##### Data supplied #####

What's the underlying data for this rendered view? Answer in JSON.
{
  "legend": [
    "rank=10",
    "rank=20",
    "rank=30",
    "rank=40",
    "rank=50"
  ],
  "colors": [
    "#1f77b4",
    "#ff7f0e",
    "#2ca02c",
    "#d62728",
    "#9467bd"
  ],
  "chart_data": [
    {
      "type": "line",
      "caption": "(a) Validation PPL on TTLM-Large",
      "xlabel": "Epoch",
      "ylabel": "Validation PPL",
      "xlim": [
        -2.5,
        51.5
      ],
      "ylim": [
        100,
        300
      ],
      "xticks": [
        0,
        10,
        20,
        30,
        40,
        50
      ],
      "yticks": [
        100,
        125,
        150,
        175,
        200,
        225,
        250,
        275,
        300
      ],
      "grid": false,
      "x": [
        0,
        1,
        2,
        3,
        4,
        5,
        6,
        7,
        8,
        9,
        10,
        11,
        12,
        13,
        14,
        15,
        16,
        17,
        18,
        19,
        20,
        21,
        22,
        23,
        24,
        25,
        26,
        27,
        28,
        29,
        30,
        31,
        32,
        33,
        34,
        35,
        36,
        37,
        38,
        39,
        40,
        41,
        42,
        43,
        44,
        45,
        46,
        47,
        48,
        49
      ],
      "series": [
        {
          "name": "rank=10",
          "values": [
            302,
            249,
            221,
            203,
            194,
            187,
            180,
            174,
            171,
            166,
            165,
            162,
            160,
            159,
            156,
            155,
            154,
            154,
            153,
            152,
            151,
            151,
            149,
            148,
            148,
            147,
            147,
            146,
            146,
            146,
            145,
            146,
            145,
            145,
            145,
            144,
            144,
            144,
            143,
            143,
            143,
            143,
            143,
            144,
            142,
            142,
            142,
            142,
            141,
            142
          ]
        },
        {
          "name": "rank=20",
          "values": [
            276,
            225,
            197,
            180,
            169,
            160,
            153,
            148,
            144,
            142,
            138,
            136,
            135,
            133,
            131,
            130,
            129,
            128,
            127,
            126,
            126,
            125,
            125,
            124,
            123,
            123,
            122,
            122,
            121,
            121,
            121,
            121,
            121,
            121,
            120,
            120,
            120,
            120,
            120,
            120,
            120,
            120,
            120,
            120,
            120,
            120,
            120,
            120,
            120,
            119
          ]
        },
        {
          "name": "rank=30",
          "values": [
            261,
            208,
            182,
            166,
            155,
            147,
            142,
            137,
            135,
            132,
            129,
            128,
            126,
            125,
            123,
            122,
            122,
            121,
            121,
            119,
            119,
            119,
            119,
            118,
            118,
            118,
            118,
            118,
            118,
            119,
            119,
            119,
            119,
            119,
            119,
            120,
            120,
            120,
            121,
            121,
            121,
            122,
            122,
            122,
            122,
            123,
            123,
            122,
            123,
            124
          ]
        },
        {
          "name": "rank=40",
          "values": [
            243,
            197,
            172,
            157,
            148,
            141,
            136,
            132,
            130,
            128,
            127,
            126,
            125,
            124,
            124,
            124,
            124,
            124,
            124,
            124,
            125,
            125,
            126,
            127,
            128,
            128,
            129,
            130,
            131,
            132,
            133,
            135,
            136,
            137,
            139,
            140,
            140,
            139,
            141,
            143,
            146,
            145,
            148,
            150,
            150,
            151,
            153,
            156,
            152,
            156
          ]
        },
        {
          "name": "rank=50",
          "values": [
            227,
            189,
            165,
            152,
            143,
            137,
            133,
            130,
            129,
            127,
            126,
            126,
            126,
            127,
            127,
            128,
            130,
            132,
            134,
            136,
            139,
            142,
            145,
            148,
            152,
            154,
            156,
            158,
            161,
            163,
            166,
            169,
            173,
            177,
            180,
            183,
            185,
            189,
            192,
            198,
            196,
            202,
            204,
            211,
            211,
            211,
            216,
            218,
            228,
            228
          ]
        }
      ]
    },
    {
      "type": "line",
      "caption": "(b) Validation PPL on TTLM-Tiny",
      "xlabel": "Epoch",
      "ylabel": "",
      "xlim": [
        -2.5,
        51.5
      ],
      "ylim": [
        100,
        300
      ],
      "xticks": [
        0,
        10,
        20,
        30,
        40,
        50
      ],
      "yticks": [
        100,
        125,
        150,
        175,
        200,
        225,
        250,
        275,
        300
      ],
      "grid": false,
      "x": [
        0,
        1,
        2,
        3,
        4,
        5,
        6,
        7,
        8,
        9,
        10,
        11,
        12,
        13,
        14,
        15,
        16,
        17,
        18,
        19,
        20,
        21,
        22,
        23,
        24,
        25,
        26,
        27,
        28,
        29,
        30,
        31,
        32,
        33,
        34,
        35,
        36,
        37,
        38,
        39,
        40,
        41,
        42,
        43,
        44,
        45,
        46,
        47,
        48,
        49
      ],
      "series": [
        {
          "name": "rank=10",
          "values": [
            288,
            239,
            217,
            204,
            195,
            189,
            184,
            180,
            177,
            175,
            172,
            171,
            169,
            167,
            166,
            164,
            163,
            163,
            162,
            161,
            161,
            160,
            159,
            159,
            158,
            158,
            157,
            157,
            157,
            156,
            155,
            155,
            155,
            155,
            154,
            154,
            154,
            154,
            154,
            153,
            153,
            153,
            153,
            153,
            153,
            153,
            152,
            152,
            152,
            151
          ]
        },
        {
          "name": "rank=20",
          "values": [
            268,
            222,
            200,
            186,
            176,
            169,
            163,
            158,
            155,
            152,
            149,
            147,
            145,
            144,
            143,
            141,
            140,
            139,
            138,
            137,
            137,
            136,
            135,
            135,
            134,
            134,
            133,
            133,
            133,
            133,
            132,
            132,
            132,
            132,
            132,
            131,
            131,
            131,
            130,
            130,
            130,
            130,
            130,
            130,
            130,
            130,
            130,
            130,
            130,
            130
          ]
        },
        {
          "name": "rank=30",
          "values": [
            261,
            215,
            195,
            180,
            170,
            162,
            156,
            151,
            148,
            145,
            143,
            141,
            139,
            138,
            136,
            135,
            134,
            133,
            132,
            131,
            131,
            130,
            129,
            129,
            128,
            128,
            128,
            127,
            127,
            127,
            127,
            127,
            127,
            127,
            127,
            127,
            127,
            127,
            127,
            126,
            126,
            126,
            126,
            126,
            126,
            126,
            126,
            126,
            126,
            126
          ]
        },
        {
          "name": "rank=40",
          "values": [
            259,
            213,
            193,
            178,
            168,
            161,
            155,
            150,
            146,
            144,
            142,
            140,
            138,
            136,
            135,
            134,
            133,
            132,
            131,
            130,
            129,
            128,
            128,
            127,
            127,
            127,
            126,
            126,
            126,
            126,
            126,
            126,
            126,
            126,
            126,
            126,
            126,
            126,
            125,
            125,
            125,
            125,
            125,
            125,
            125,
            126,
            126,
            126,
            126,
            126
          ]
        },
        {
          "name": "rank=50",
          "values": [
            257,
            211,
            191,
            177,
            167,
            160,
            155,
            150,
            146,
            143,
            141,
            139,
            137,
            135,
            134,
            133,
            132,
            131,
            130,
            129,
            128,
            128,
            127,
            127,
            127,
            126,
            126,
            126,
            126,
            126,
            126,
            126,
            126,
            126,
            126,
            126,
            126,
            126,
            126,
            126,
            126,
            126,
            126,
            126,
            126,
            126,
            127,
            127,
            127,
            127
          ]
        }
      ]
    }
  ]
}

#####

[Given exercise] Your task is to return the full listing exactly as it was given.

[Response below]
What's the underlying data for this rendered view? Answer in JSON.
{
  "legend": [
    "rank=10",
    "rank=20",
    "rank=30",
    "rank=40",
    "rank=50"
  ],
  "colors": [
    "#1f77b4",
    "#ff7f0e",
    "#2ca02c",
    "#d62728",
    "#9467bd"
  ],
  "chart_data": [
    {
      "type": "line",
      "caption": "(a) Validation PPL on TTLM-Large",
      "xlabel": "Epoch",
      "ylabel": "Validation PPL",
      "xlim": [
        -2.5,
        51.5
      ],
      "ylim": [
        100,
        300
      ],
      "xticks": [
        0,
        10,
        20,
        30,
        40,
        50
      ],
      "yticks": [
        100,
        125,
        150,
        175,
        200,
        225,
        250,
        275,
        300
      ],
      "grid": false,
      "x": [
        0,
        1,
        2,
        3,
        4,
        5,
        6,
        7,
        8,
        9,
        10,
        11,
        12,
        13,
        14,
        15,
        16,
        17,
        18,
        19,
        20,
        21,
        22,
        23,
        24,
        25,
        26,
        27,
        28,
        29,
        30,
        31,
        32,
        33,
        34,
        35,
        36,
        37,
        38,
        39,
        40,
        41,
        42,
        43,
        44,
        45,
        46,
        47,
        48,
        49
      ],
      "series": [
        {
          "name": "rank=10",
          "values": [
            302,
            249,
            221,
            203,
            194,
            187,
            180,
            174,
            171,
            166,
            165,
            162,
            160,
            159,
            156,
            155,
            154,
            154,
            153,
            152,
            151,
            151,
            149,
            148,
            148,
            147,
            147,
            146,
            146,
            146,
            145,
            146,
            145,
            145,
            145,
            144,
            144,
            144,
            143,
            143,
            143,
            143,
            143,
            144,
            142,
            142,
            142,
            142,
            141,
            142
          ]
        },
        {
          "name": "rank=20",
          "values": [
            276,
            225,
            197,
            180,
            169,
            160,
            153,
            148,
            144,
            142,
            138,
            136,
            135,
            133,
            131,
            130,
            129,
            128,
            127,
            126,
            126,
            125,
            125,
            124,
            123,
            123,
            122,
            122,
            121,
            121,
            121,
            121,
            121,
            121,
            120,
            120,
            120,
            120,
            120,
            120,
            120,
            120,
            120,
            120,
            120,
            120,
            120,
            120,
            120,
            119
          ]
        },
        {
          "name": "rank=30",
          "values": [
            261,
            208,
            182,
            166,
            155,
            147,
            142,
            137,
            135,
            132,
            129,
            128,
            126,
            125,
            123,
            122,
            122,
            121,
            121,
            119,
            119,
            119,
            119,
            118,
            118,
            118,
            118,
            118,
            118,
            119,
            119,
            119,
            119,
            119,
            119,
            120,
            120,
            120,
            121,
            121,
            121,
            122,
            122,
            122,
            122,
            123,
            123,
            122,
            123,
            124
          ]
        },
        {
          "name": "rank=40",
          "values": [
            243,
            197,
            172,
            157,
            148,
            141,
            136,
            132,
            130,
            128,
            127,
            126,
            125,
            124,
            124,
            124,
            124,
            124,
            124,
            124,
            125,
            125,
            126,
            127,
            128,
            128,
            129,
            130,
            131,
            132,
            133,
            135,
            136,
            137,
            139,
            140,
            140,
            139,
            141,
            143,
            146,
            145,
            148,
            150,
            150,
            151,
            153,
            156,
            152,
            156
          ]
        },
        {
          "name": "rank=50",
          "values": [
            227,
            189,
            165,
            152,
            143,
            137,
            133,
            130,
            129,
            127,
            126,
            126,
            126,
            127,
            127,
            128,
            130,
            132,
            134,
            136,
            139,
            142,
            145,
            148,
            152,
            154,
            156,
            158,
            161,
            163,
            166,
            169,
            173,
            177,
            180,
            183,
            185,
            189,
            192,
            198,
            196,
            202,
            204,
            211,
            211,
            211,
            216,
            218,
            228,
            228
          ]
        }
      ]
    },
    {
      "type": "line",
      "caption": "(b) Validation PPL on TTLM-Tiny",
      "xlabel": "Epoch",
      "ylabel": "",
      "xlim": [
        -2.5,
        51.5
      ],
      "ylim": [
        100,
        300
      ],
      "xticks": [
        0,
        10,
        20,
        30,
        40,
        50
      ],
      "yticks": [
        100,
        125,
        150,
        175,
        200,
        225,
        250,
        275,
        300
      ],
      "grid": false,
      "x": [
        0,
        1,
        2,
        3,
        4,
        5,
        6,
        7,
        8,
        9,
        10,
        11,
        12,
        13,
        14,
        15,
        16,
        17,
        18,
        19,
        20,
        21,
        22,
        23,
        24,
        25,
        26,
        27,
        28,
        29,
        30,
        31,
        32,
        33,
        34,
        35,
        36,
        37,
        38,
        39,
        40,
        41,
        42,
        43,
        44,
        45,
        46,
        47,
        48,
        49
      ],
      "series": [
        {
          "name": "rank=10",
          "values": [
            288,
            239,
            217,
            204,
            195,
            189,
            184,
            180,
            177,
            175,
            172,
            171,
            169,
            167,
            166,
            164,
            163,
            163,
            162,
            161,
            161,
            160,
            159,
            159,
            158,
            158,
            157,
            157,
            157,
            156,
            155,
            155,
            155,
            155,
            154,
            154,
            154,
            154,
            154,
            153,
            153,
            153,
            153,
            153,
            153,
            153,
            152,
            152,
            152,
            151
          ]
        },
        {
          "name": "rank=20",
          "values": [
            268,
            222,
            200,
            186,
            176,
            169,
            163,
            158,
            155,
            152,
            149,
            147,
            145,
            144,
            143,
            141,
            140,
            139,
            138,
            137,
            137,
            136,
            135,
            135,
            134,
            134,
            133,
            133,
            133,
            133,
            132,
            132,
            132,
            132,
            132,
            131,
            131,
            131,
            130,
            130,
            130,
            130,
            130,
            130,
            130,
            130,
            130,
            130,
            130,
            130
          ]
        },
        {
          "name": "rank=30",
          "values": [
            261,
            215,
            195,
            180,
            170,
            162,
            156,
            151,
            148,
            145,
            143,
            141,
            139,
            138,
            136,
            135,
            134,
            133,
            132,
            131,
            131,
            130,
            129,
            129,
            128,
            128,
            128,
            127,
            127,
            127,
            127,
            127,
            127,
            127,
            127,
            127,
            127,
            127,
            127,
            126,
            126,
            126,
            126,
            126,
            126,
            126,
            126,
            126,
            126,
            126
          ]
        },
        {
          "name": "rank=40",
          "values": [
            259,
            213,
            193,
            178,
            168,
            161,
            155,
            150,
            146,
            144,
            142,
            140,
            138,
            136,
            135,
            134,
            133,
            132,
            131,
            130,
            129,
            128,
            128,
            127,
            127,
            127,
            126,
            126,
            126,
            126,
            126,
            126,
            126,
            126,
            126,
            126,
            126,
            126,
            125,
            125,
            125,
            125,
            125,
            125,
            125,
            126,
            126,
            126,
            126,
            126
          ]
        },
        {
          "name": "rank=50",
          "values": [
            257,
            211,
            191,
            177,
            167,
            160,
            155,
            150,
            146,
            143,
            141,
            139,
            137,
            135,
            134,
            133,
            132,
            131,
            130,
            129,
            128,
            128,
            127,
            127,
            127,
            126,
            126,
            126,
            126,
            126,
            126,
            126,
            126,
            126,
            126,
            126,
            126,
            126,
            126,
            126,
            126,
            126,
            126,
            126,
            126,
            126,
            127,
            127,
            127,
            127
          ]
        }
      ]
    }
  ]
}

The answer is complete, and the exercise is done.